### WHAT THE EXERCISE ASKS
Without the pictures, set down every line of the data exactly.

Records excerpted from a collection:
###

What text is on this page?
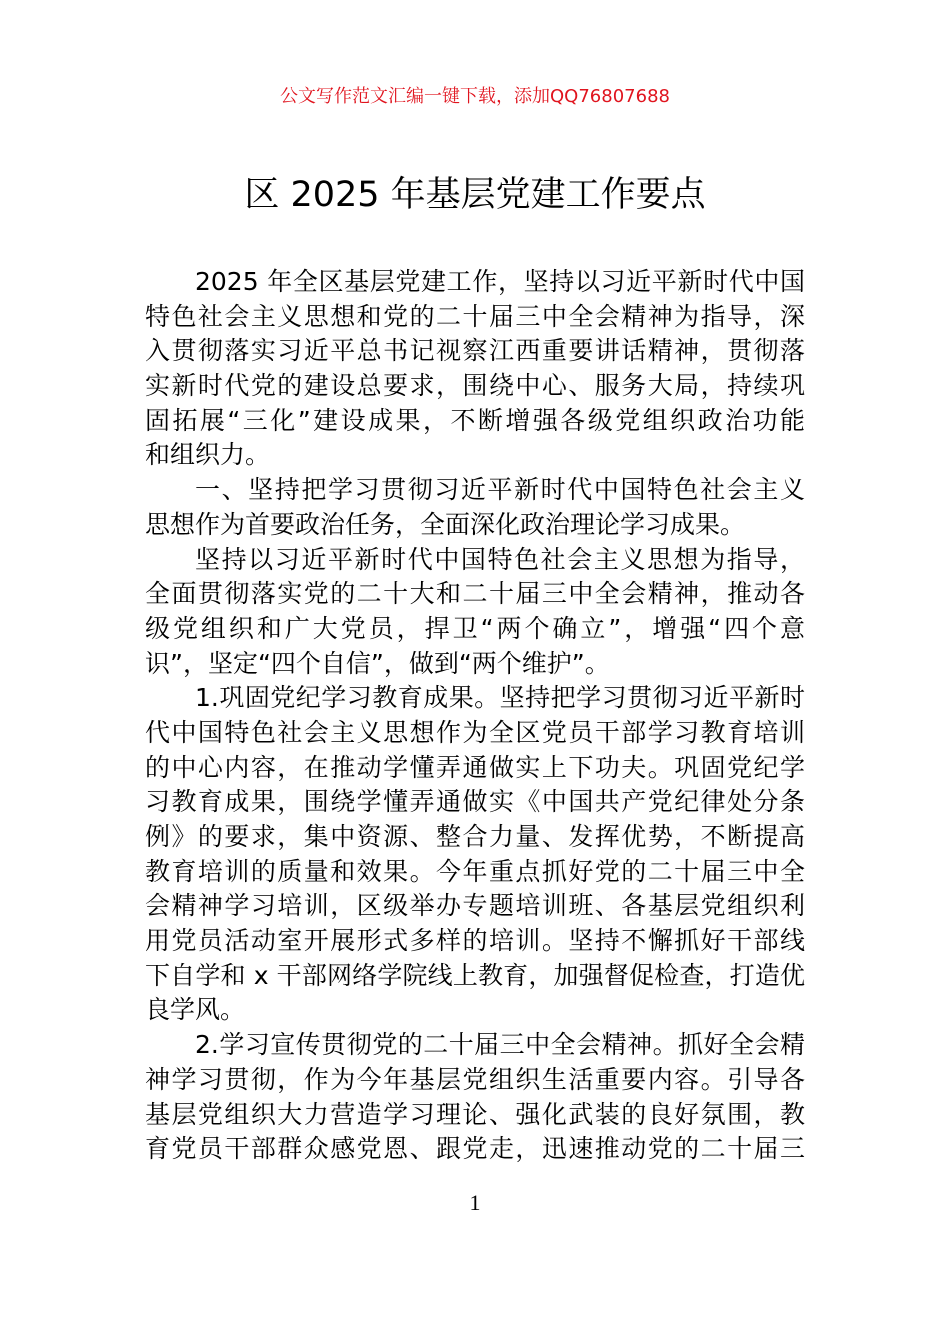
公文写作范文汇编一键下载，添加QQ76807688
区 2025 年基层党建工作要点
2025 年全区基层党建工作，坚持以习近平新时代中国
特色社会主义思想和党的二十届三中全会精神为指导，深
入贯彻落实习近平总书记视察江西重要讲话精神，贯彻落
实新时代党的建设总要求，围绕中心、服务大局，持续巩
固拓展“三化”建设成果，不断增强各级党组织政治功能
和组织力。
一、坚持把学习贯彻习近平新时代中国特色社会主义
思想作为首要政治任务，全面深化政治理论学习成果。
坚持以习近平新时代中国特色社会主义思想为指导，
全面贯彻落实党的二十大和二十届三中全会精神，推动各
级党组织和广大党员，捍卫“两个确立”，增强“四个意
识”，坚定“四个自信”，做到“两个维护”。
1.巩固党纪学习教育成果。坚持把学习贯彻习近平新时
代中国特色社会主义思想作为全区党员干部学习教育培训
的中心内容，在推动学懂弄通做实上下功夫。巩固党纪学
习教育成果，围绕学懂弄通做实《中国共产党纪律处分条
例》的要求，集中资源、整合力量、发挥优势，不断提高
教育培训的质量和效果。今年重点抓好党的二十届三中全
会精神学习培训，区级举办专题培训班、各基层党组织利
用党员活动室开展形式多样的培训。坚持不懈抓好干部线
下自学和 x 干部网络学院线上教育，加强督促检查，打造优
良学风。
2.学习宣传贯彻党的二十届三中全会精神。抓好全会精
神学习贯彻，作为今年基层党组织生活重要内容。引导各
基层党组织大力营造学习理论、强化武装的良好氛围，教
育党员干部群众感党恩、跟党走，迅速推动党的二十届三
1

###

### EXERCISE RESULT
What text is on this page?
公文写作范文汇编一键下载，添加QQ76807688
区 2025 年基层党建工作要点
2025 年全区基层党建工作，坚持以习近平新时代中国
特色社会主义思想和党的二十届三中全会精神为指导，深
入贯彻落实习近平总书记视察江西重要讲话精神，贯彻落
实新时代党的建设总要求，围绕中心、服务大局，持续巩
固拓展“三化”建设成果，不断增强各级党组织政治功能
和组织力。
一、坚持把学习贯彻习近平新时代中国特色社会主义
思想作为首要政治任务，全面深化政治理论学习成果。
坚持以习近平新时代中国特色社会主义思想为指导，
全面贯彻落实党的二十大和二十届三中全会精神，推动各
级党组织和广大党员，捍卫“两个确立”，增强“四个意
识”，坚定“四个自信”，做到“两个维护”。
1.巩固党纪学习教育成果。坚持把学习贯彻习近平新时
代中国特色社会主义思想作为全区党员干部学习教育培训
的中心内容，在推动学懂弄通做实上下功夫。巩固党纪学
习教育成果，围绕学懂弄通做实《中国共产党纪律处分条
例》的要求，集中资源、整合力量、发挥优势，不断提高
教育培训的质量和效果。今年重点抓好党的二十届三中全
会精神学习培训，区级举办专题培训班、各基层党组织利
用党员活动室开展形式多样的培训。坚持不懈抓好干部线
下自学和 x 干部网络学院线上教育，加强督促检查，打造优
良学风。
2.学习宣传贯彻党的二十届三中全会精神。抓好全会精
神学习贯彻，作为今年基层党组织生活重要内容。引导各
基层党组织大力营造学习理论、强化武装的良好氛围，教
育党员干部群众感党恩、跟党走，迅速推动党的二十届三
1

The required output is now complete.